**Directions:**
Copy the listing below in full and skip every picture.

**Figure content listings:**

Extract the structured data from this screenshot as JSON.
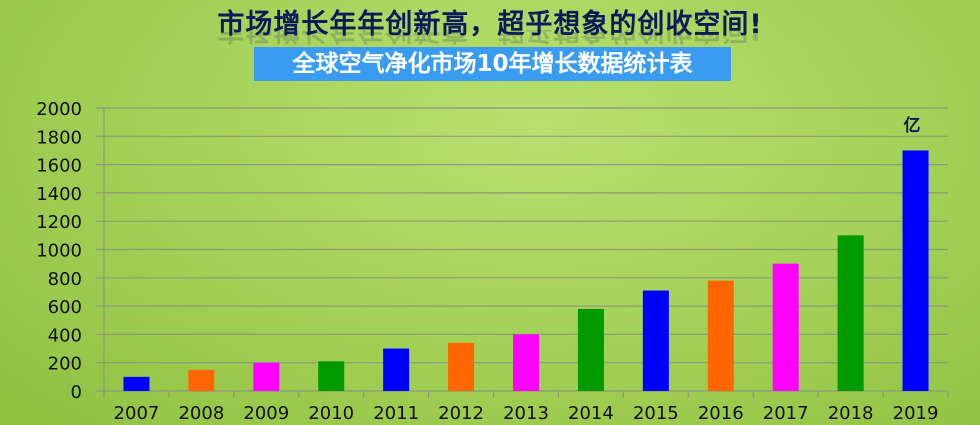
{
  "header": {
    "headline": "市场增长年年创新高，超乎想象的创收空间!",
    "subtitle": "全球空气净化市场10年增长数据统计表"
  },
  "chart_data": {
    "type": "bar",
    "title": "全球空气净化市场10年增长数据统计表",
    "unit_label": "亿",
    "categories": [
      "2007",
      "2008",
      "2009",
      "2010",
      "2011",
      "2012",
      "2013",
      "2014",
      "2015",
      "2016",
      "2017",
      "2018",
      "2019"
    ],
    "values": [
      100,
      150,
      200,
      210,
      300,
      340,
      400,
      580,
      710,
      780,
      900,
      1100,
      1700
    ],
    "colors": [
      "#0000ff",
      "#ff6600",
      "#ff00ff",
      "#009900",
      "#0000ff",
      "#ff6600",
      "#ff00ff",
      "#009900",
      "#0000ff",
      "#ff6600",
      "#ff00ff",
      "#009900",
      "#0000ff"
    ],
    "ylim": [
      0,
      2000
    ],
    "yticks": [
      "0",
      "200",
      "400",
      "600",
      "800",
      "1000",
      "1200",
      "1400",
      "1600",
      "1800",
      "2000"
    ],
    "grid": true,
    "xlabel": "",
    "ylabel": ""
  }
}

**Finished task:**
Extract the structured data from this screenshot as JSON.
{
  "header": {
    "headline": "市场增长年年创新高，超乎想象的创收空间!",
    "subtitle": "全球空气净化市场10年增长数据统计表"
  },
  "chart_data": {
    "type": "bar",
    "title": "全球空气净化市场10年增长数据统计表",
    "unit_label": "亿",
    "categories": [
      "2007",
      "2008",
      "2009",
      "2010",
      "2011",
      "2012",
      "2013",
      "2014",
      "2015",
      "2016",
      "2017",
      "2018",
      "2019"
    ],
    "values": [
      100,
      150,
      200,
      210,
      300,
      340,
      400,
      580,
      710,
      780,
      900,
      1100,
      1700
    ],
    "colors": [
      "#0000ff",
      "#ff6600",
      "#ff00ff",
      "#009900",
      "#0000ff",
      "#ff6600",
      "#ff00ff",
      "#009900",
      "#0000ff",
      "#ff6600",
      "#ff00ff",
      "#009900",
      "#0000ff"
    ],
    "ylim": [
      0,
      2000
    ],
    "yticks": [
      "0",
      "200",
      "400",
      "600",
      "800",
      "1000",
      "1200",
      "1400",
      "1600",
      "1800",
      "2000"
    ],
    "grid": true,
    "xlabel": "",
    "ylabel": ""
  }
}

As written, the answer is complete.